> **GIVEN INSTRUCTION**
Write out all the lines again, precisely as they stand, but without the images.

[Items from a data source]
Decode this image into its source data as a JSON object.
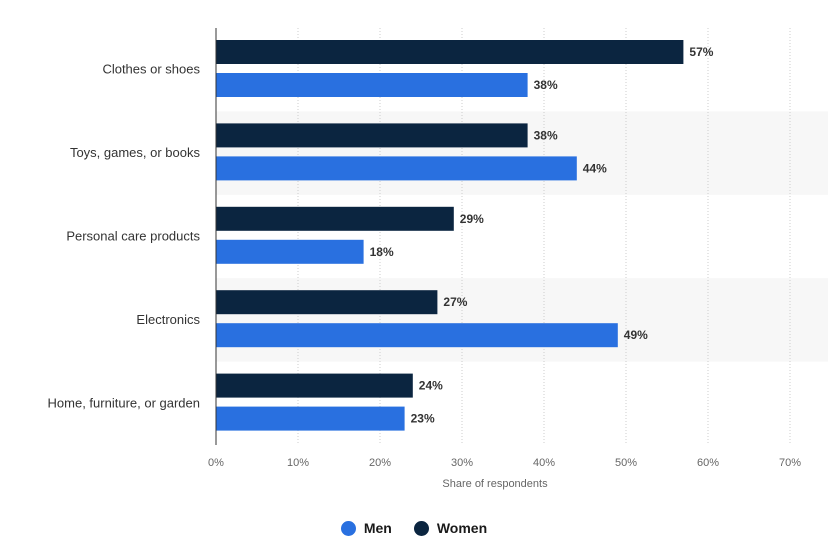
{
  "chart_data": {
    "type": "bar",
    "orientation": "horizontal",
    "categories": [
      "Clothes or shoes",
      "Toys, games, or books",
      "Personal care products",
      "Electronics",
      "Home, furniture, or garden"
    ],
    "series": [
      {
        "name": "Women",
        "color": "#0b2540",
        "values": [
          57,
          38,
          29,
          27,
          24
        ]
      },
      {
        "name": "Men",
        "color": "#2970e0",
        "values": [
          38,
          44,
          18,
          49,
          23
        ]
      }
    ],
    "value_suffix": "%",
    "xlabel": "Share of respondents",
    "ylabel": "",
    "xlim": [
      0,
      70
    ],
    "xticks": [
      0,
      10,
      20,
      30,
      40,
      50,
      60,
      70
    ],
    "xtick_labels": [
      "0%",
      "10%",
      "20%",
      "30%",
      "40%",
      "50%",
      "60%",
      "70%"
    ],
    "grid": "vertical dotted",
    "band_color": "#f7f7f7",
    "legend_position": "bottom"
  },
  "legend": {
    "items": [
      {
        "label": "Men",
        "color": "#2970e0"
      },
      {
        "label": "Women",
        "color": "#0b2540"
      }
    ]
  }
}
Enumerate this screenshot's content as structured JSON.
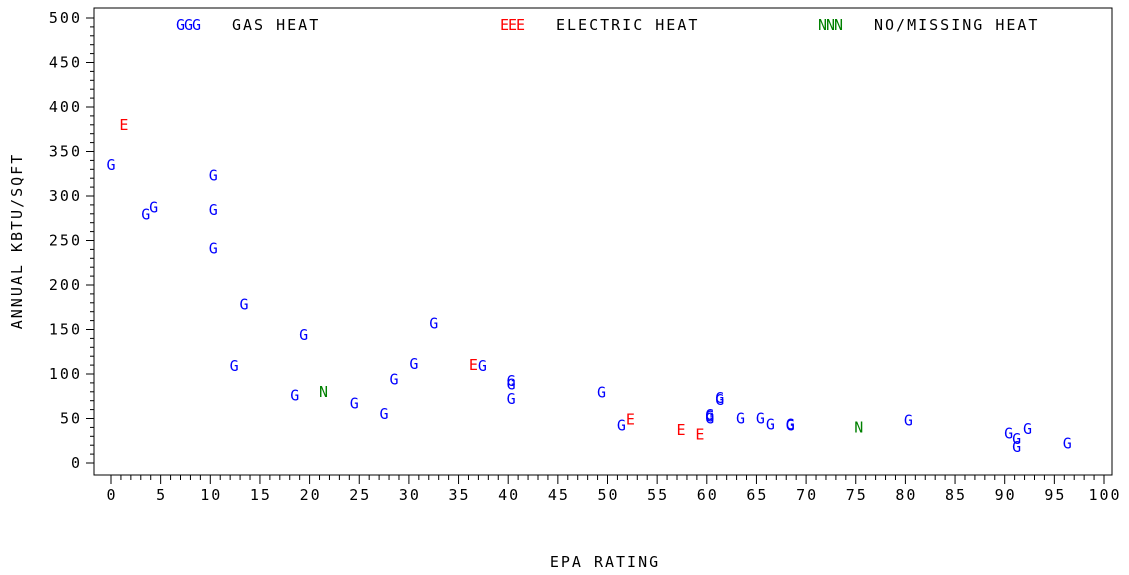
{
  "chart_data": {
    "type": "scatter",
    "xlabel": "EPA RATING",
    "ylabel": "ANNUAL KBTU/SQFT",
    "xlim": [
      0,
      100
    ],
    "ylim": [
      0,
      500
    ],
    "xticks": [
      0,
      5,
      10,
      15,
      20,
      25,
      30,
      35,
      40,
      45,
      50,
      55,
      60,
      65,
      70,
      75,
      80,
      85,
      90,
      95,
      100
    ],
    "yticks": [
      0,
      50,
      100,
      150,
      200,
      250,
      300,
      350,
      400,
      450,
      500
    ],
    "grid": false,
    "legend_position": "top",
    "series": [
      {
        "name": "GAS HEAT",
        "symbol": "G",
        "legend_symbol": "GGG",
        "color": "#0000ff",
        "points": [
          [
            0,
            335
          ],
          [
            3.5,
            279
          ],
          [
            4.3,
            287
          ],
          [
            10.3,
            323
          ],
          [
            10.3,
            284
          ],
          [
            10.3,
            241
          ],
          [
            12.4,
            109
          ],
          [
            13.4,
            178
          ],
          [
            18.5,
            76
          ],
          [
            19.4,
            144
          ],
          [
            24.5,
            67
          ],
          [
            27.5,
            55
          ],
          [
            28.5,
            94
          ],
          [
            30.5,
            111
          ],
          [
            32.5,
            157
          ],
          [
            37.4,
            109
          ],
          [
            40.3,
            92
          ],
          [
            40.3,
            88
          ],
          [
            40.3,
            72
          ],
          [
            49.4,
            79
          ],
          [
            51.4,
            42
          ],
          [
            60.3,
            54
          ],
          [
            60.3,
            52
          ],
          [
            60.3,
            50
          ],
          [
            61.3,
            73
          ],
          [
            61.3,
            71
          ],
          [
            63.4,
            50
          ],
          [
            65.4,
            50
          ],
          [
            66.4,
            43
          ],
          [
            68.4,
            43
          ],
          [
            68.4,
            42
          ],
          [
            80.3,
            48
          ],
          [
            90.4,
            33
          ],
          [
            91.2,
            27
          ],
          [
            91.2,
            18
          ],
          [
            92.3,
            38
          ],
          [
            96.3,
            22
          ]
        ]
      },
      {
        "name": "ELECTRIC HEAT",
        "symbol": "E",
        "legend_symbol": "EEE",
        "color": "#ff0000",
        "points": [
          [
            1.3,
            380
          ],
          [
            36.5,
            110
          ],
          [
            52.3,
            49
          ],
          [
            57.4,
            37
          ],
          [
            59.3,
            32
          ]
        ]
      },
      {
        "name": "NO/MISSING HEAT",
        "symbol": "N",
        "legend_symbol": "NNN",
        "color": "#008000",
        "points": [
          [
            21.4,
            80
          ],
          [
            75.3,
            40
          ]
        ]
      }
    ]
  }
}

> **FULL ANSWER**
Decode this image into its source data as a JSON object.
{
  "chart_data": {
    "type": "bar",
    "orientation": "horizontal",
    "categories": [
      "Clothes or shoes",
      "Toys, games, or books",
      "Personal care products",
      "Electronics",
      "Home, furniture, or garden"
    ],
    "series": [
      {
        "name": "Women",
        "color": "#0b2540",
        "values": [
          57,
          38,
          29,
          27,
          24
        ]
      },
      {
        "name": "Men",
        "color": "#2970e0",
        "values": [
          38,
          44,
          18,
          49,
          23
        ]
      }
    ],
    "value_suffix": "%",
    "xlabel": "Share of respondents",
    "ylabel": "",
    "xlim": [
      0,
      70
    ],
    "xticks": [
      0,
      10,
      20,
      30,
      40,
      50,
      60,
      70
    ],
    "xtick_labels": [
      "0%",
      "10%",
      "20%",
      "30%",
      "40%",
      "50%",
      "60%",
      "70%"
    ],
    "grid": "vertical dotted",
    "band_color": "#f7f7f7",
    "legend_position": "bottom"
  },
  "legend": {
    "items": [
      {
        "label": "Men",
        "color": "#2970e0"
      },
      {
        "label": "Women",
        "color": "#0b2540"
      }
    ]
  }
}
Enumerate this screenshot's content as structured JSON.
{
  "chart_data": {
    "type": "scatter",
    "xlabel": "EPA RATING",
    "ylabel": "ANNUAL KBTU/SQFT",
    "xlim": [
      0,
      100
    ],
    "ylim": [
      0,
      500
    ],
    "xticks": [
      0,
      5,
      10,
      15,
      20,
      25,
      30,
      35,
      40,
      45,
      50,
      55,
      60,
      65,
      70,
      75,
      80,
      85,
      90,
      95,
      100
    ],
    "yticks": [
      0,
      50,
      100,
      150,
      200,
      250,
      300,
      350,
      400,
      450,
      500
    ],
    "grid": false,
    "legend_position": "top",
    "series": [
      {
        "name": "GAS HEAT",
        "symbol": "G",
        "legend_symbol": "GGG",
        "color": "#0000ff",
        "points": [
          [
            0,
            335
          ],
          [
            3.5,
            279
          ],
          [
            4.3,
            287
          ],
          [
            10.3,
            323
          ],
          [
            10.3,
            284
          ],
          [
            10.3,
            241
          ],
          [
            12.4,
            109
          ],
          [
            13.4,
            178
          ],
          [
            18.5,
            76
          ],
          [
            19.4,
            144
          ],
          [
            24.5,
            67
          ],
          [
            27.5,
            55
          ],
          [
            28.5,
            94
          ],
          [
            30.5,
            111
          ],
          [
            32.5,
            157
          ],
          [
            37.4,
            109
          ],
          [
            40.3,
            92
          ],
          [
            40.3,
            88
          ],
          [
            40.3,
            72
          ],
          [
            49.4,
            79
          ],
          [
            51.4,
            42
          ],
          [
            60.3,
            54
          ],
          [
            60.3,
            52
          ],
          [
            60.3,
            50
          ],
          [
            61.3,
            73
          ],
          [
            61.3,
            71
          ],
          [
            63.4,
            50
          ],
          [
            65.4,
            50
          ],
          [
            66.4,
            43
          ],
          [
            68.4,
            43
          ],
          [
            68.4,
            42
          ],
          [
            80.3,
            48
          ],
          [
            90.4,
            33
          ],
          [
            91.2,
            27
          ],
          [
            91.2,
            18
          ],
          [
            92.3,
            38
          ],
          [
            96.3,
            22
          ]
        ]
      },
      {
        "name": "ELECTRIC HEAT",
        "symbol": "E",
        "legend_symbol": "EEE",
        "color": "#ff0000",
        "points": [
          [
            1.3,
            380
          ],
          [
            36.5,
            110
          ],
          [
            52.3,
            49
          ],
          [
            57.4,
            37
          ],
          [
            59.3,
            32
          ]
        ]
      },
      {
        "name": "NO/MISSING HEAT",
        "symbol": "N",
        "legend_symbol": "NNN",
        "color": "#008000",
        "points": [
          [
            21.4,
            80
          ],
          [
            75.3,
            40
          ]
        ]
      }
    ]
  }
}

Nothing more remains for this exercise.